What to do ▸
Scan the records for the string "icon"; copy each line where it occurs.

Entries from a dataset
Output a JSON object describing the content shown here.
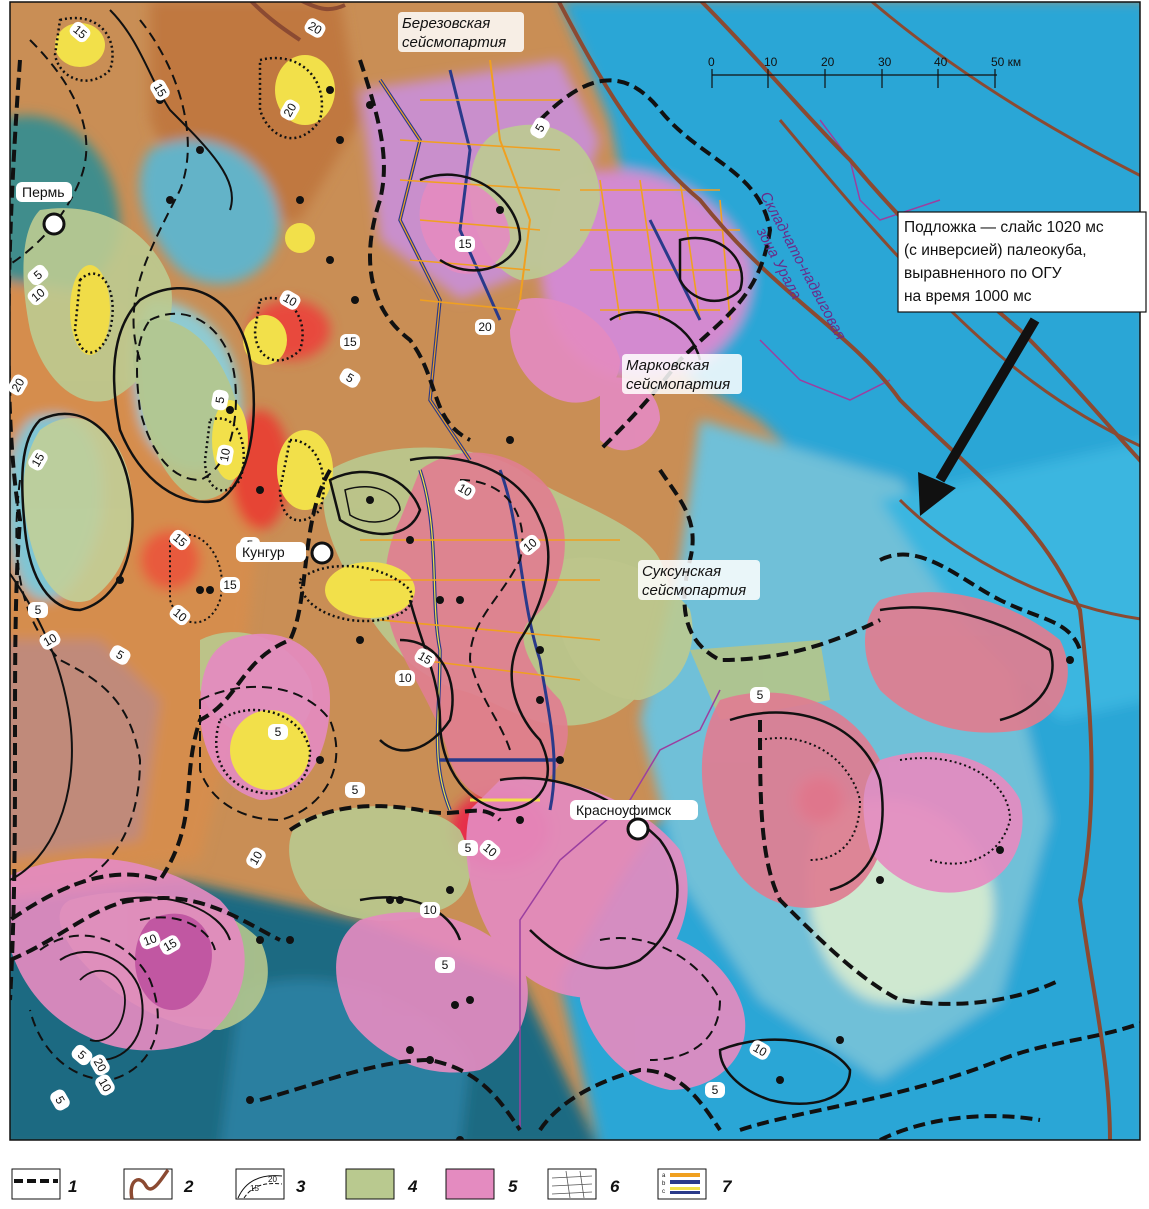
{
  "cities": [
    {
      "name": "Пермь"
    },
    {
      "name": "Кунгур"
    },
    {
      "name": "Красноуфимск"
    }
  ],
  "seismic_parties": [
    {
      "line1": "Березовская",
      "line2": "сейсмопартия"
    },
    {
      "line1": "Марковская",
      "line2": "сейсмопартия"
    },
    {
      "line1": "Суксунская",
      "line2": "сейсмопартия"
    }
  ],
  "fold_zone": {
    "line1": "Складчато-надвиговая",
    "line2": "зона Урала"
  },
  "callout": {
    "lines": [
      "Подложка — слайс 1020 мс",
      "(с инверсией) палеокуба,",
      "выравненного по ОГУ",
      "на время 1000 мс"
    ]
  },
  "scale_bar": {
    "ticks": [
      "0",
      "10",
      "20",
      "30",
      "40",
      "50 км"
    ]
  },
  "contour_labels": [
    "15",
    "20",
    "15",
    "20",
    "5",
    "10",
    "5",
    "20",
    "15",
    "5",
    "10",
    "5",
    "10",
    "15",
    "5",
    "15",
    "10",
    "15",
    "5",
    "10",
    "15",
    "20",
    "5",
    "10",
    "10",
    "15",
    "10",
    "5",
    "5",
    "10",
    "5",
    "10",
    "10",
    "5",
    "10",
    "15",
    "5",
    "20",
    "10",
    "5",
    "10",
    "5",
    "5"
  ],
  "legend": [
    {
      "number": "1",
      "icon": "thick-dashed-boundary-line"
    },
    {
      "number": "2",
      "icon": "brown-outline-curve"
    },
    {
      "number": "3",
      "icon": "labeled-isoline-contours"
    },
    {
      "number": "4",
      "icon": "olive-green-fill"
    },
    {
      "number": "5",
      "icon": "pink-fill"
    },
    {
      "number": "6",
      "icon": "seismic-profile-grid"
    },
    {
      "number": "7",
      "icon": "abc-colored-line-bars"
    }
  ],
  "colors": {
    "green_zone": "#b9c98f",
    "pink_zone": "#e48bc0",
    "orange_background": "#d99a55",
    "yellow_spots": "#f2e04a",
    "blue_background": "#2aa6d6",
    "dark_teal": "#1d6b82",
    "red_spots": "#e84a3c",
    "brown_boundary": "#8b4a32",
    "purple_line": "#9b3fa0",
    "profile_orange": "#f0a020",
    "profile_navy": "#2a3a8a"
  }
}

Correct response ▸
      "icon": "thick-dashed-boundary-line"
      "icon": "brown-outline-curve"
      "icon": "labeled-isoline-contours"
      "icon": "olive-green-fill"
      "icon": "pink-fill"
      "icon": "seismic-profile-grid"
      "icon": "abc-colored-line-bars"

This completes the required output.